Written exercise
Copy out all of the data exactly as it appears.

"""

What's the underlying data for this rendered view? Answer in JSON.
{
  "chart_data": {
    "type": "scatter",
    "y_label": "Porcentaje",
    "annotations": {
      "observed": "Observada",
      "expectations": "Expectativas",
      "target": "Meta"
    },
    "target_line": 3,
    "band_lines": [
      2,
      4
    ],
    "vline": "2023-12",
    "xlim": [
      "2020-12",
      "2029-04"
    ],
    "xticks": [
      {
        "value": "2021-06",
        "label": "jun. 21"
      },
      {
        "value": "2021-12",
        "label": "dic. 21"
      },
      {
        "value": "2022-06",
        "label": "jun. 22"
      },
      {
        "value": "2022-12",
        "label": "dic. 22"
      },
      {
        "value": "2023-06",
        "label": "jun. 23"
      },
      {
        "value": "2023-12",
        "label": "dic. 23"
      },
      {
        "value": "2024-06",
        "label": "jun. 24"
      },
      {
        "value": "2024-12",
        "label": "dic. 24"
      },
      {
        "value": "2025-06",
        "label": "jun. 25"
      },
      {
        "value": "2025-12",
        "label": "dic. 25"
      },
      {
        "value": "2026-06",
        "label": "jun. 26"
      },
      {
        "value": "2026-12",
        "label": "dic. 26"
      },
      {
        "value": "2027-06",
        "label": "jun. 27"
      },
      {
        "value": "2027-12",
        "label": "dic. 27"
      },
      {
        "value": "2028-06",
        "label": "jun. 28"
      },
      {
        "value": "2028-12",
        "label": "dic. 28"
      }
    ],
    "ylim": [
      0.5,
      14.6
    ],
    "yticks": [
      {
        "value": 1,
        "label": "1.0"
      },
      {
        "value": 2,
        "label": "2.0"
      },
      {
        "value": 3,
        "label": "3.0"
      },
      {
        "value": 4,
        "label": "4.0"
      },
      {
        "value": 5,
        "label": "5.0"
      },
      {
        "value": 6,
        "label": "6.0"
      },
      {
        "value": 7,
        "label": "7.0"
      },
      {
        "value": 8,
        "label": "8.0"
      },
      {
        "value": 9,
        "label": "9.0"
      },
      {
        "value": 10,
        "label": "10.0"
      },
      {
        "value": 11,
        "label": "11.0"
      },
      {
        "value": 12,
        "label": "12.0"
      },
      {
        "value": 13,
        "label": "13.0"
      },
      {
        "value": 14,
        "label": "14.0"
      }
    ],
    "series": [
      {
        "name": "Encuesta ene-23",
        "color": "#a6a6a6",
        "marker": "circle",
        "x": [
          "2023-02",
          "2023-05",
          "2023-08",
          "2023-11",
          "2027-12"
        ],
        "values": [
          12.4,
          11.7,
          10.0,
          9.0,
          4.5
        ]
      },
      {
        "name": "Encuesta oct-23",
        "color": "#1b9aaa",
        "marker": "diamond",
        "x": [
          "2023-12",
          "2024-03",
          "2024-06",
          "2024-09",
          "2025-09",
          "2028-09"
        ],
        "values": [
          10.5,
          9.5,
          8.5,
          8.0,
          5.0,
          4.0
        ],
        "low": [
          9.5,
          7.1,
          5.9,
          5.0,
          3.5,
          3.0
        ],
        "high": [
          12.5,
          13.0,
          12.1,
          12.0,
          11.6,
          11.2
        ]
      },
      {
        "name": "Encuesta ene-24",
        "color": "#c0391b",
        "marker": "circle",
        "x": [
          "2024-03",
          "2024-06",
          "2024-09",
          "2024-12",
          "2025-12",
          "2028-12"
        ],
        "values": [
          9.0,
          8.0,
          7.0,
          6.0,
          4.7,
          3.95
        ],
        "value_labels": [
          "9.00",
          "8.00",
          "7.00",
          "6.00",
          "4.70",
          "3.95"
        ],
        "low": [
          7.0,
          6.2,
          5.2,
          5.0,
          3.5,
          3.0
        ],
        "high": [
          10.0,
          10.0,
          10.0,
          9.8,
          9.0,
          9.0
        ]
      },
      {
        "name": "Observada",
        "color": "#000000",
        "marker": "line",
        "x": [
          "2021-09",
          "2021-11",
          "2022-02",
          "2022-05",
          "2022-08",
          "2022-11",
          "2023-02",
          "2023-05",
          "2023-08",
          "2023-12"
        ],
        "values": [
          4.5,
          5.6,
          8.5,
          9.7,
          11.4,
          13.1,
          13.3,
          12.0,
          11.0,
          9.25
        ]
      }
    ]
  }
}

"""

Response below
What's the underlying data for this rendered view? Answer in JSON.
{
  "chart_data": {
    "type": "scatter",
    "y_label": "Porcentaje",
    "annotations": {
      "observed": "Observada",
      "expectations": "Expectativas",
      "target": "Meta"
    },
    "target_line": 3,
    "band_lines": [
      2,
      4
    ],
    "vline": "2023-12",
    "xlim": [
      "2020-12",
      "2029-04"
    ],
    "xticks": [
      {
        "value": "2021-06",
        "label": "jun. 21"
      },
      {
        "value": "2021-12",
        "label": "dic. 21"
      },
      {
        "value": "2022-06",
        "label": "jun. 22"
      },
      {
        "value": "2022-12",
        "label": "dic. 22"
      },
      {
        "value": "2023-06",
        "label": "jun. 23"
      },
      {
        "value": "2023-12",
        "label": "dic. 23"
      },
      {
        "value": "2024-06",
        "label": "jun. 24"
      },
      {
        "value": "2024-12",
        "label": "dic. 24"
      },
      {
        "value": "2025-06",
        "label": "jun. 25"
      },
      {
        "value": "2025-12",
        "label": "dic. 25"
      },
      {
        "value": "2026-06",
        "label": "jun. 26"
      },
      {
        "value": "2026-12",
        "label": "dic. 26"
      },
      {
        "value": "2027-06",
        "label": "jun. 27"
      },
      {
        "value": "2027-12",
        "label": "dic. 27"
      },
      {
        "value": "2028-06",
        "label": "jun. 28"
      },
      {
        "value": "2028-12",
        "label": "dic. 28"
      }
    ],
    "ylim": [
      0.5,
      14.6
    ],
    "yticks": [
      {
        "value": 1,
        "label": "1.0"
      },
      {
        "value": 2,
        "label": "2.0"
      },
      {
        "value": 3,
        "label": "3.0"
      },
      {
        "value": 4,
        "label": "4.0"
      },
      {
        "value": 5,
        "label": "5.0"
      },
      {
        "value": 6,
        "label": "6.0"
      },
      {
        "value": 7,
        "label": "7.0"
      },
      {
        "value": 8,
        "label": "8.0"
      },
      {
        "value": 9,
        "label": "9.0"
      },
      {
        "value": 10,
        "label": "10.0"
      },
      {
        "value": 11,
        "label": "11.0"
      },
      {
        "value": 12,
        "label": "12.0"
      },
      {
        "value": 13,
        "label": "13.0"
      },
      {
        "value": 14,
        "label": "14.0"
      }
    ],
    "series": [
      {
        "name": "Encuesta ene-23",
        "color": "#a6a6a6",
        "marker": "circle",
        "x": [
          "2023-02",
          "2023-05",
          "2023-08",
          "2023-11",
          "2027-12"
        ],
        "values": [
          12.4,
          11.7,
          10.0,
          9.0,
          4.5
        ]
      },
      {
        "name": "Encuesta oct-23",
        "color": "#1b9aaa",
        "marker": "diamond",
        "x": [
          "2023-12",
          "2024-03",
          "2024-06",
          "2024-09",
          "2025-09",
          "2028-09"
        ],
        "values": [
          10.5,
          9.5,
          8.5,
          8.0,
          5.0,
          4.0
        ],
        "low": [
          9.5,
          7.1,
          5.9,
          5.0,
          3.5,
          3.0
        ],
        "high": [
          12.5,
          13.0,
          12.1,
          12.0,
          11.6,
          11.2
        ]
      },
      {
        "name": "Encuesta ene-24",
        "color": "#c0391b",
        "marker": "circle",
        "x": [
          "2024-03",
          "2024-06",
          "2024-09",
          "2024-12",
          "2025-12",
          "2028-12"
        ],
        "values": [
          9.0,
          8.0,
          7.0,
          6.0,
          4.7,
          3.95
        ],
        "value_labels": [
          "9.00",
          "8.00",
          "7.00",
          "6.00",
          "4.70",
          "3.95"
        ],
        "low": [
          7.0,
          6.2,
          5.2,
          5.0,
          3.5,
          3.0
        ],
        "high": [
          10.0,
          10.0,
          10.0,
          9.8,
          9.0,
          9.0
        ]
      },
      {
        "name": "Observada",
        "color": "#000000",
        "marker": "line",
        "x": [
          "2021-09",
          "2021-11",
          "2022-02",
          "2022-05",
          "2022-08",
          "2022-11",
          "2023-02",
          "2023-05",
          "2023-08",
          "2023-12"
        ],
        "values": [
          4.5,
          5.6,
          8.5,
          9.7,
          11.4,
          13.1,
          13.3,
          12.0,
          11.0,
          9.25
        ]
      }
    ]
  }
}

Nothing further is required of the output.